[BEGIN THE INPUT]

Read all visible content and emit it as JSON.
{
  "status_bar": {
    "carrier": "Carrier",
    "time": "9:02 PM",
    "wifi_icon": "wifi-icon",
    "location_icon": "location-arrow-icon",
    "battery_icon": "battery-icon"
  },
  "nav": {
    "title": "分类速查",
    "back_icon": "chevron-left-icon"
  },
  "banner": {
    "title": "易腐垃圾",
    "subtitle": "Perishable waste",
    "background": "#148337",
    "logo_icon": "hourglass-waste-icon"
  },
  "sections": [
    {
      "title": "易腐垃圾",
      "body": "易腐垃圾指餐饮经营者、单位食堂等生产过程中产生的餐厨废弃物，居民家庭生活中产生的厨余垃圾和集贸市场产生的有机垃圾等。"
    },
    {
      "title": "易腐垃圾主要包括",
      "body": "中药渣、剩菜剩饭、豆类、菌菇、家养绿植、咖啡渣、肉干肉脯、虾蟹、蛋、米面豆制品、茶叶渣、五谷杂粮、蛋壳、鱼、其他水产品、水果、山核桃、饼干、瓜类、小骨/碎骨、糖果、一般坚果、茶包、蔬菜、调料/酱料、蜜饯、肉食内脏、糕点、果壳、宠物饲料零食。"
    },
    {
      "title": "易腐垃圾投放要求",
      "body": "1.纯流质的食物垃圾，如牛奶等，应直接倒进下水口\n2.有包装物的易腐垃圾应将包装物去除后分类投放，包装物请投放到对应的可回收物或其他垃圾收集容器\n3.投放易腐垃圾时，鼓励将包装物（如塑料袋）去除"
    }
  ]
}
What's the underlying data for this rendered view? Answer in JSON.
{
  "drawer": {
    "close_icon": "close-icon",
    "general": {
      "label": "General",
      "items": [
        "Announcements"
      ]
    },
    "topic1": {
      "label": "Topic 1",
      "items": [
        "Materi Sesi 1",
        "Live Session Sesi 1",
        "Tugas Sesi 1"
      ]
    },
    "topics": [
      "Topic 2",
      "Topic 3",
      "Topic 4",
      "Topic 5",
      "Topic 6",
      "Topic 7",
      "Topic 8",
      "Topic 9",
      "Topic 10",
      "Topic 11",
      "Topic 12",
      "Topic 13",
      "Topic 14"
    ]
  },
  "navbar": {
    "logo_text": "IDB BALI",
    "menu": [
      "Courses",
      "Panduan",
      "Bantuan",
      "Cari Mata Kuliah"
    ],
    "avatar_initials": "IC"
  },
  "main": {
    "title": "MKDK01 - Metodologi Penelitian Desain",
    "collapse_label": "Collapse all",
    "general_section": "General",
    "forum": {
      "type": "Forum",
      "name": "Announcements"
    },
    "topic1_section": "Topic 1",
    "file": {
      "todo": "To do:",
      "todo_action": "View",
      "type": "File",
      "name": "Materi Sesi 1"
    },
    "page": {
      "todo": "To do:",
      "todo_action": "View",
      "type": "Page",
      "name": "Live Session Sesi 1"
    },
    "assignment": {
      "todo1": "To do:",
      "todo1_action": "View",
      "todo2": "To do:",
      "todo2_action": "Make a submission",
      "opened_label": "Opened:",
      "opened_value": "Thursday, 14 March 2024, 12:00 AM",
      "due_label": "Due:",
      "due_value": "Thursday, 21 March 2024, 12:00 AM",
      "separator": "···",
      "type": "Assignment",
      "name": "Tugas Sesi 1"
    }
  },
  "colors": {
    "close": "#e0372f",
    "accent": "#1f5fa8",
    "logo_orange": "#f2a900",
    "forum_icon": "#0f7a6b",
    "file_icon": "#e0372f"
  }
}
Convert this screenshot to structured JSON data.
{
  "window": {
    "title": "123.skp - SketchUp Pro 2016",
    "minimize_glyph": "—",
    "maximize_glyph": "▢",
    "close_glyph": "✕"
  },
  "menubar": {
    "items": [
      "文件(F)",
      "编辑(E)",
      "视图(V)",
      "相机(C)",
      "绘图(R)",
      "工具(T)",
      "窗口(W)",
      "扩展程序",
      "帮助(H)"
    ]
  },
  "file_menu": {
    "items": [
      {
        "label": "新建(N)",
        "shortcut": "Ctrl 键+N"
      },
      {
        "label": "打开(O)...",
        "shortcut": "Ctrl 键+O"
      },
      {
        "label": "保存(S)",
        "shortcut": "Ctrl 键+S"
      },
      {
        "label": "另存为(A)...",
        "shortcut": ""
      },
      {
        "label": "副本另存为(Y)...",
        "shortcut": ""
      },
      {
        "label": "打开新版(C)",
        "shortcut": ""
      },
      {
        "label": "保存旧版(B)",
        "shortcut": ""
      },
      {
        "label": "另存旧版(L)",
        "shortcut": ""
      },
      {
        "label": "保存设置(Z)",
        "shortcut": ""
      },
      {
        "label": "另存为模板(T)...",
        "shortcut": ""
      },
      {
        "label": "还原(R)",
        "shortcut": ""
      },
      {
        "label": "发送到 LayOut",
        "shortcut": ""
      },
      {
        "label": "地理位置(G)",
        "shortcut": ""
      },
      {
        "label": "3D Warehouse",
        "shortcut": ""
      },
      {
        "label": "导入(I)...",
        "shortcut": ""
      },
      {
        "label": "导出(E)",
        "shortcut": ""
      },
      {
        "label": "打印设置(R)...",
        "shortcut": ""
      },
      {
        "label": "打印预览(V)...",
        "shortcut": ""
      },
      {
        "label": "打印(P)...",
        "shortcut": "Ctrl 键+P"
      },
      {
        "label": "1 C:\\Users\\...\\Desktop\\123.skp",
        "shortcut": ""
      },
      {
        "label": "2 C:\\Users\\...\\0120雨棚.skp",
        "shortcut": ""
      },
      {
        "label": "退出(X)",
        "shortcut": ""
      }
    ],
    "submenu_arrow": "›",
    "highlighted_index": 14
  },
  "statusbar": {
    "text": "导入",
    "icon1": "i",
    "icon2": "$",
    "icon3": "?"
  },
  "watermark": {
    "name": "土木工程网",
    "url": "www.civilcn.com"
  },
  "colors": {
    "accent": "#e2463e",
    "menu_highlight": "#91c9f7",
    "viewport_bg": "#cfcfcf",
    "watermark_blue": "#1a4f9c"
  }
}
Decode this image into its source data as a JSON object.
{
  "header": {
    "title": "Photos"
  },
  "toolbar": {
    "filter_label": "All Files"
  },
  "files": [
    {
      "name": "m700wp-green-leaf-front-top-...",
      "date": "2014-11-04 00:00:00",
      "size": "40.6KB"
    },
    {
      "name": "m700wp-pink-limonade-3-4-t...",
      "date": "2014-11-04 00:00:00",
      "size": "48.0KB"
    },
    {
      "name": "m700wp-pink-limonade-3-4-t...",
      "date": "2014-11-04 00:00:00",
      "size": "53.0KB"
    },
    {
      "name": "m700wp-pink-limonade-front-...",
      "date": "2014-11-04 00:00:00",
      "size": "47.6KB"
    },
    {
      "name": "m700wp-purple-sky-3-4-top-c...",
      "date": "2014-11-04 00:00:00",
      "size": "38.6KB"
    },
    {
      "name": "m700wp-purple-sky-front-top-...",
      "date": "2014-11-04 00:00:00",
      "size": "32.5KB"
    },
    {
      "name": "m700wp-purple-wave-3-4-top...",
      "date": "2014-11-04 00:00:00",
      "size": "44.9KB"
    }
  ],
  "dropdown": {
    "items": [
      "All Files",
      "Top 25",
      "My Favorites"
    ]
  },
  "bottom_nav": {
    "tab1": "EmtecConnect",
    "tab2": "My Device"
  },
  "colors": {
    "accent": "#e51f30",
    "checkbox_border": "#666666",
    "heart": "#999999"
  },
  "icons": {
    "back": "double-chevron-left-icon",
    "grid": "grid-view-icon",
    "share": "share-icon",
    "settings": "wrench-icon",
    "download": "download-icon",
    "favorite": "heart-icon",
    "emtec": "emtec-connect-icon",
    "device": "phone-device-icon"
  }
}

[END THE INPUT]

Copy out each record, keeping every word as it is.

> THE OUTPUT:
Read all visible content and emit it as JSON.
{
  "status_bar": {
    "carrier": "Carrier",
    "time": "9:02 PM",
    "wifi_icon": "wifi-icon",
    "location_icon": "location-arrow-icon",
    "battery_icon": "battery-icon"
  },
  "nav": {
    "title": "分类速查",
    "back_icon": "chevron-left-icon"
  },
  "banner": {
    "title": "易腐垃圾",
    "subtitle": "Perishable waste",
    "background": "#148337",
    "logo_icon": "hourglass-waste-icon"
  },
  "sections": [
    {
      "title": "易腐垃圾",
      "body": "易腐垃圾指餐饮经营者、单位食堂等生产过程中产生的餐厨废弃物，居民家庭生活中产生的厨余垃圾和集贸市场产生的有机垃圾等。"
    },
    {
      "title": "易腐垃圾主要包括",
      "body": "中药渣、剩菜剩饭、豆类、菌菇、家养绿植、咖啡渣、肉干肉脯、虾蟹、蛋、米面豆制品、茶叶渣、五谷杂粮、蛋壳、鱼、其他水产品、水果、山核桃、饼干、瓜类、小骨/碎骨、糖果、一般坚果、茶包、蔬菜、调料/酱料、蜜饯、肉食内脏、糕点、果壳、宠物饲料零食。"
    },
    {
      "title": "易腐垃圾投放要求",
      "body": "1.纯流质的食物垃圾，如牛奶等，应直接倒进下水口\n2.有包装物的易腐垃圾应将包装物去除后分类投放，包装物请投放到对应的可回收物或其他垃圾收集容器\n3.投放易腐垃圾时，鼓励将包装物（如塑料袋）去除"
    }
  ]
}
What's the underlying data for this rendered view? Answer in JSON.
{
  "drawer": {
    "close_icon": "close-icon",
    "general": {
      "label": "General",
      "items": [
        "Announcements"
      ]
    },
    "topic1": {
      "label": "Topic 1",
      "items": [
        "Materi Sesi 1",
        "Live Session Sesi 1",
        "Tugas Sesi 1"
      ]
    },
    "topics": [
      "Topic 2",
      "Topic 3",
      "Topic 4",
      "Topic 5",
      "Topic 6",
      "Topic 7",
      "Topic 8",
      "Topic 9",
      "Topic 10",
      "Topic 11",
      "Topic 12",
      "Topic 13",
      "Topic 14"
    ]
  },
  "navbar": {
    "logo_text": "IDB BALI",
    "menu": [
      "Courses",
      "Panduan",
      "Bantuan",
      "Cari Mata Kuliah"
    ],
    "avatar_initials": "IC"
  },
  "main": {
    "title": "MKDK01 - Metodologi Penelitian Desain",
    "collapse_label": "Collapse all",
    "general_section": "General",
    "forum": {
      "type": "Forum",
      "name": "Announcements"
    },
    "topic1_section": "Topic 1",
    "file": {
      "todo": "To do:",
      "todo_action": "View",
      "type": "File",
      "name": "Materi Sesi 1"
    },
    "page": {
      "todo": "To do:",
      "todo_action": "View",
      "type": "Page",
      "name": "Live Session Sesi 1"
    },
    "assignment": {
      "todo1": "To do:",
      "todo1_action": "View",
      "todo2": "To do:",
      "todo2_action": "Make a submission",
      "opened_label": "Opened:",
      "opened_value": "Thursday, 14 March 2024, 12:00 AM",
      "due_label": "Due:",
      "due_value": "Thursday, 21 March 2024, 12:00 AM",
      "separator": "···",
      "type": "Assignment",
      "name": "Tugas Sesi 1"
    }
  },
  "colors": {
    "close": "#e0372f",
    "accent": "#1f5fa8",
    "logo_orange": "#f2a900",
    "forum_icon": "#0f7a6b",
    "file_icon": "#e0372f"
  }
}
Convert this screenshot to structured JSON data.
{
  "window": {
    "title": "123.skp - SketchUp Pro 2016",
    "minimize_glyph": "—",
    "maximize_glyph": "▢",
    "close_glyph": "✕"
  },
  "menubar": {
    "items": [
      "文件(F)",
      "编辑(E)",
      "视图(V)",
      "相机(C)",
      "绘图(R)",
      "工具(T)",
      "窗口(W)",
      "扩展程序",
      "帮助(H)"
    ]
  },
  "file_menu": {
    "items": [
      {
        "label": "新建(N)",
        "shortcut": "Ctrl 键+N"
      },
      {
        "label": "打开(O)...",
        "shortcut": "Ctrl 键+O"
      },
      {
        "label": "保存(S)",
        "shortcut": "Ctrl 键+S"
      },
      {
        "label": "另存为(A)...",
        "shortcut": ""
      },
      {
        "label": "副本另存为(Y)...",
        "shortcut": ""
      },
      {
        "label": "打开新版(C)",
        "shortcut": ""
      },
      {
        "label": "保存旧版(B)",
        "shortcut": ""
      },
      {
        "label": "另存旧版(L)",
        "shortcut": ""
      },
      {
        "label": "保存设置(Z)",
        "shortcut": ""
      },
      {
        "label": "另存为模板(T)...",
        "shortcut": ""
      },
      {
        "label": "还原(R)",
        "shortcut": ""
      },
      {
        "label": "发送到 LayOut",
        "shortcut": ""
      },
      {
        "label": "地理位置(G)",
        "shortcut": ""
      },
      {
        "label": "3D Warehouse",
        "shortcut": ""
      },
      {
        "label": "导入(I)...",
        "shortcut": ""
      },
      {
        "label": "导出(E)",
        "shortcut": ""
      },
      {
        "label": "打印设置(R)...",
        "shortcut": ""
      },
      {
        "label": "打印预览(V)...",
        "shortcut": ""
      },
      {
        "label": "打印(P)...",
        "shortcut": "Ctrl 键+P"
      },
      {
        "label": "1 C:\\Users\\...\\Desktop\\123.skp",
        "shortcut": ""
      },
      {
        "label": "2 C:\\Users\\...\\0120雨棚.skp",
        "shortcut": ""
      },
      {
        "label": "退出(X)",
        "shortcut": ""
      }
    ],
    "submenu_arrow": "›",
    "highlighted_index": 14
  },
  "statusbar": {
    "text": "导入",
    "icon1": "i",
    "icon2": "$",
    "icon3": "?"
  },
  "watermark": {
    "name": "土木工程网",
    "url": "www.civilcn.com"
  },
  "colors": {
    "accent": "#e2463e",
    "menu_highlight": "#91c9f7",
    "viewport_bg": "#cfcfcf",
    "watermark_blue": "#1a4f9c"
  }
}
Decode this image into its source data as a JSON object.
{
  "header": {
    "title": "Photos"
  },
  "toolbar": {
    "filter_label": "All Files"
  },
  "files": [
    {
      "name": "m700wp-green-leaf-front-top-...",
      "date": "2014-11-04 00:00:00",
      "size": "40.6KB"
    },
    {
      "name": "m700wp-pink-limonade-3-4-t...",
      "date": "2014-11-04 00:00:00",
      "size": "48.0KB"
    },
    {
      "name": "m700wp-pink-limonade-3-4-t...",
      "date": "2014-11-04 00:00:00",
      "size": "53.0KB"
    },
    {
      "name": "m700wp-pink-limonade-front-...",
      "date": "2014-11-04 00:00:00",
      "size": "47.6KB"
    },
    {
      "name": "m700wp-purple-sky-3-4-top-c...",
      "date": "2014-11-04 00:00:00",
      "size": "38.6KB"
    },
    {
      "name": "m700wp-purple-sky-front-top-...",
      "date": "2014-11-04 00:00:00",
      "size": "32.5KB"
    },
    {
      "name": "m700wp-purple-wave-3-4-top...",
      "date": "2014-11-04 00:00:00",
      "size": "44.9KB"
    }
  ],
  "dropdown": {
    "items": [
      "All Files",
      "Top 25",
      "My Favorites"
    ]
  },
  "bottom_nav": {
    "tab1": "EmtecConnect",
    "tab2": "My Device"
  },
  "colors": {
    "accent": "#e51f30",
    "checkbox_border": "#666666",
    "heart": "#999999"
  },
  "icons": {
    "back": "double-chevron-left-icon",
    "grid": "grid-view-icon",
    "share": "share-icon",
    "settings": "wrench-icon",
    "download": "download-icon",
    "favorite": "heart-icon",
    "emtec": "emtec-connect-icon",
    "device": "phone-device-icon"
  }
}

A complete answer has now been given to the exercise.